§ Stated task
Return each line of the data below verbatim; pictures are to be left out.

### Input data

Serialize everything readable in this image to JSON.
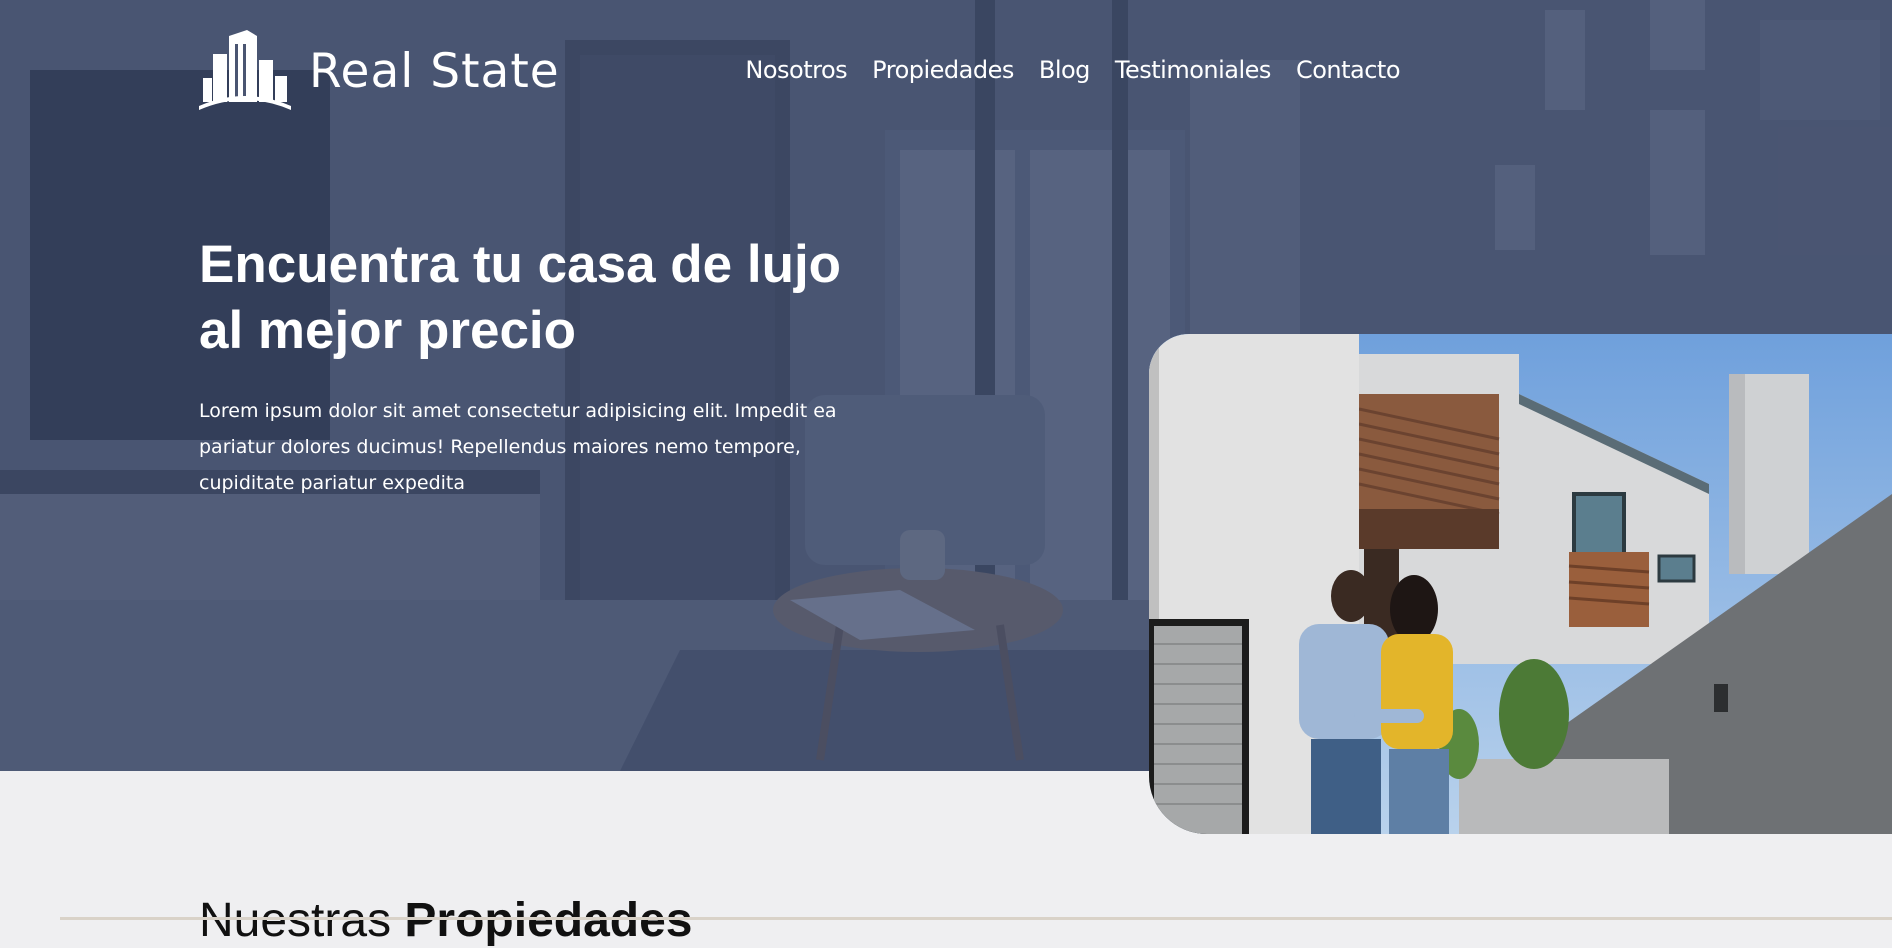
{
  "brand": {
    "name": "Real State",
    "logo_icon": "buildings-icon"
  },
  "nav": {
    "items": [
      {
        "label": "Nosotros"
      },
      {
        "label": "Propiedades"
      },
      {
        "label": "Blog"
      },
      {
        "label": "Testimoniales"
      },
      {
        "label": "Contacto"
      }
    ]
  },
  "hero": {
    "heading_line1": "Encuentra tu casa de lujo",
    "heading_line2": "al mejor precio",
    "description": "Lorem ipsum dolor sit amet consectetur adipisicing elit. Impedit ea pariatur dolores ducimus! Repellendus maiores nemo tempore, cupiditate pariatur expedita",
    "background": "living-room-photo",
    "image": "couple-looking-at-modern-house-photo"
  },
  "section": {
    "title_light": "Nuestras ",
    "title_bold": "Propiedades"
  },
  "colors": {
    "overlay": "#3a4664",
    "text": "#ffffff",
    "page_bg": "#efeff1"
  }
}
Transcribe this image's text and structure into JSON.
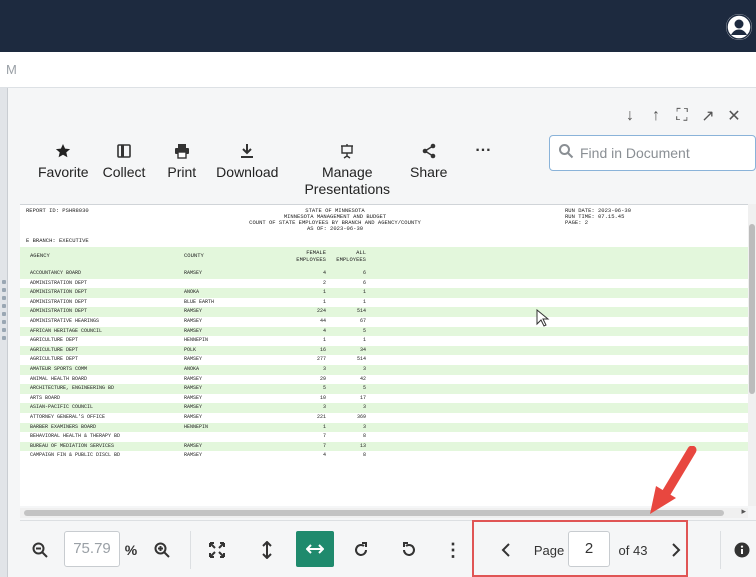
{
  "subbar": {
    "text": "M"
  },
  "window_tools": {
    "down": "↓",
    "up": "↑",
    "fullscreen": "⛶",
    "expand": "↗",
    "close": "✕"
  },
  "toolbar": {
    "favorite": "Favorite",
    "collect": "Collect",
    "print": "Print",
    "download": "Download",
    "manage": "Manage",
    "presentations": "Presentations",
    "share": "Share",
    "more": "···"
  },
  "search": {
    "placeholder": "Find in Document"
  },
  "document": {
    "header_left": "REPORT ID:  PSHR8030",
    "header_center": [
      "STATE OF MINNESOTA",
      "MINNESOTA MANAGEMENT AND BUDGET",
      "COUNT OF STATE EMPLOYEES BY BRANCH AND AGENCY/COUNTY",
      "AS OF: 2023-06-30"
    ],
    "header_right": [
      "RUN DATE:  2023-06-30",
      "RUN TIME:  07.15.45",
      "PAGE:  2"
    ],
    "branch": "E      BRANCH: EXECUTIVE",
    "col_agency": "AGENCY",
    "col_county": "COUNTY",
    "col_female": [
      "FEMALE",
      "EMPLOYEES"
    ],
    "col_all": [
      "ALL",
      "EMPLOYEES"
    ],
    "rows": [
      {
        "agency": "ACCOUNTANCY BOARD",
        "county": "RAMSEY",
        "female": "4",
        "all": "6"
      },
      {
        "agency": "ADMINISTRATION DEPT",
        "county": "",
        "female": "2",
        "all": "6"
      },
      {
        "agency": "ADMINISTRATION DEPT",
        "county": "ANOKA",
        "female": "1",
        "all": "1"
      },
      {
        "agency": "ADMINISTRATION DEPT",
        "county": "BLUE EARTH",
        "female": "1",
        "all": "1"
      },
      {
        "agency": "ADMINISTRATION DEPT",
        "county": "RAMSEY",
        "female": "224",
        "all": "514"
      },
      {
        "agency": "ADMINISTRATIVE HEARINGS",
        "county": "RAMSEY",
        "female": "44",
        "all": "67"
      },
      {
        "agency": "AFRICAN HERITAGE COUNCIL",
        "county": "RAMSEY",
        "female": "4",
        "all": "5"
      },
      {
        "agency": "AGRICULTURE DEPT",
        "county": "HENNEPIN",
        "female": "1",
        "all": "1"
      },
      {
        "agency": "AGRICULTURE DEPT",
        "county": "POLK",
        "female": "16",
        "all": "34"
      },
      {
        "agency": "AGRICULTURE DEPT",
        "county": "RAMSEY",
        "female": "277",
        "all": "514"
      },
      {
        "agency": "AMATEUR SPORTS COMM",
        "county": "ANOKA",
        "female": "3",
        "all": "3"
      },
      {
        "agency": "ANIMAL HEALTH BOARD",
        "county": "RAMSEY",
        "female": "29",
        "all": "42"
      },
      {
        "agency": "ARCHITECTURE, ENGINEERING BD",
        "county": "RAMSEY",
        "female": "5",
        "all": "5"
      },
      {
        "agency": "ARTS BOARD",
        "county": "RAMSEY",
        "female": "10",
        "all": "17"
      },
      {
        "agency": "ASIAN-PACIFIC COUNCIL",
        "county": "RAMSEY",
        "female": "3",
        "all": "3"
      },
      {
        "agency": "ATTORNEY GENERAL'S OFFICE",
        "county": "RAMSEY",
        "female": "221",
        "all": "369"
      },
      {
        "agency": "BARBER EXAMINERS BOARD",
        "county": "HENNEPIN",
        "female": "1",
        "all": "3"
      },
      {
        "agency": "BEHAVIORAL HEALTH & THERAPY BD",
        "county": "",
        "female": "7",
        "all": "8"
      },
      {
        "agency": "BUREAU OF MEDIATION SERVICES",
        "county": "RAMSEY",
        "female": "7",
        "all": "13"
      },
      {
        "agency": "CAMPAIGN FIN & PUBLIC DISCL BD",
        "county": "RAMSEY",
        "female": "4",
        "all": "8"
      }
    ]
  },
  "bottombar": {
    "zoom_value": "75.79",
    "percent": "%",
    "page_label": "Page",
    "page_value": "2",
    "page_total": "of 43"
  }
}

######

§ Solution to this task
Serialize everything readable in this image to JSON.
{
  "brand": {
    "name": "Real State",
    "logo_icon": "buildings-icon"
  },
  "nav": {
    "items": [
      {
        "label": "Nosotros"
      },
      {
        "label": "Propiedades"
      },
      {
        "label": "Blog"
      },
      {
        "label": "Testimoniales"
      },
      {
        "label": "Contacto"
      }
    ]
  },
  "hero": {
    "heading_line1": "Encuentra tu casa de lujo",
    "heading_line2": "al mejor precio",
    "description": "Lorem ipsum dolor sit amet consectetur adipisicing elit. Impedit ea pariatur dolores ducimus! Repellendus maiores nemo tempore, cupiditate pariatur expedita",
    "background": "living-room-photo",
    "image": "couple-looking-at-modern-house-photo"
  },
  "section": {
    "title_light": "Nuestras ",
    "title_bold": "Propiedades"
  },
  "colors": {
    "overlay": "#3a4664",
    "text": "#ffffff",
    "page_bg": "#efeff1"
  }
}
Transcribe this image's text and structure into JSON.
{
  "subbar": {
    "text": "M"
  },
  "window_tools": {
    "down": "↓",
    "up": "↑",
    "fullscreen": "⛶",
    "expand": "↗",
    "close": "✕"
  },
  "toolbar": {
    "favorite": "Favorite",
    "collect": "Collect",
    "print": "Print",
    "download": "Download",
    "manage": "Manage",
    "presentations": "Presentations",
    "share": "Share",
    "more": "···"
  },
  "search": {
    "placeholder": "Find in Document"
  },
  "document": {
    "header_left": "REPORT ID:  PSHR8030",
    "header_center": [
      "STATE OF MINNESOTA",
      "MINNESOTA MANAGEMENT AND BUDGET",
      "COUNT OF STATE EMPLOYEES BY BRANCH AND AGENCY/COUNTY",
      "AS OF: 2023-06-30"
    ],
    "header_right": [
      "RUN DATE:  2023-06-30",
      "RUN TIME:  07.15.45",
      "PAGE:  2"
    ],
    "branch": "E      BRANCH: EXECUTIVE",
    "col_agency": "AGENCY",
    "col_county": "COUNTY",
    "col_female": [
      "FEMALE",
      "EMPLOYEES"
    ],
    "col_all": [
      "ALL",
      "EMPLOYEES"
    ],
    "rows": [
      {
        "agency": "ACCOUNTANCY BOARD",
        "county": "RAMSEY",
        "female": "4",
        "all": "6"
      },
      {
        "agency": "ADMINISTRATION DEPT",
        "county": "",
        "female": "2",
        "all": "6"
      },
      {
        "agency": "ADMINISTRATION DEPT",
        "county": "ANOKA",
        "female": "1",
        "all": "1"
      },
      {
        "agency": "ADMINISTRATION DEPT",
        "county": "BLUE EARTH",
        "female": "1",
        "all": "1"
      },
      {
        "agency": "ADMINISTRATION DEPT",
        "county": "RAMSEY",
        "female": "224",
        "all": "514"
      },
      {
        "agency": "ADMINISTRATIVE HEARINGS",
        "county": "RAMSEY",
        "female": "44",
        "all": "67"
      },
      {
        "agency": "AFRICAN HERITAGE COUNCIL",
        "county": "RAMSEY",
        "female": "4",
        "all": "5"
      },
      {
        "agency": "AGRICULTURE DEPT",
        "county": "HENNEPIN",
        "female": "1",
        "all": "1"
      },
      {
        "agency": "AGRICULTURE DEPT",
        "county": "POLK",
        "female": "16",
        "all": "34"
      },
      {
        "agency": "AGRICULTURE DEPT",
        "county": "RAMSEY",
        "female": "277",
        "all": "514"
      },
      {
        "agency": "AMATEUR SPORTS COMM",
        "county": "ANOKA",
        "female": "3",
        "all": "3"
      },
      {
        "agency": "ANIMAL HEALTH BOARD",
        "county": "RAMSEY",
        "female": "29",
        "all": "42"
      },
      {
        "agency": "ARCHITECTURE, ENGINEERING BD",
        "county": "RAMSEY",
        "female": "5",
        "all": "5"
      },
      {
        "agency": "ARTS BOARD",
        "county": "RAMSEY",
        "female": "10",
        "all": "17"
      },
      {
        "agency": "ASIAN-PACIFIC COUNCIL",
        "county": "RAMSEY",
        "female": "3",
        "all": "3"
      },
      {
        "agency": "ATTORNEY GENERAL'S OFFICE",
        "county": "RAMSEY",
        "female": "221",
        "all": "369"
      },
      {
        "agency": "BARBER EXAMINERS BOARD",
        "county": "HENNEPIN",
        "female": "1",
        "all": "3"
      },
      {
        "agency": "BEHAVIORAL HEALTH & THERAPY BD",
        "county": "",
        "female": "7",
        "all": "8"
      },
      {
        "agency": "BUREAU OF MEDIATION SERVICES",
        "county": "RAMSEY",
        "female": "7",
        "all": "13"
      },
      {
        "agency": "CAMPAIGN FIN & PUBLIC DISCL BD",
        "county": "RAMSEY",
        "female": "4",
        "all": "8"
      }
    ]
  },
  "bottombar": {
    "zoom_value": "75.79",
    "percent": "%",
    "page_label": "Page",
    "page_value": "2",
    "page_total": "of 43"
  }
}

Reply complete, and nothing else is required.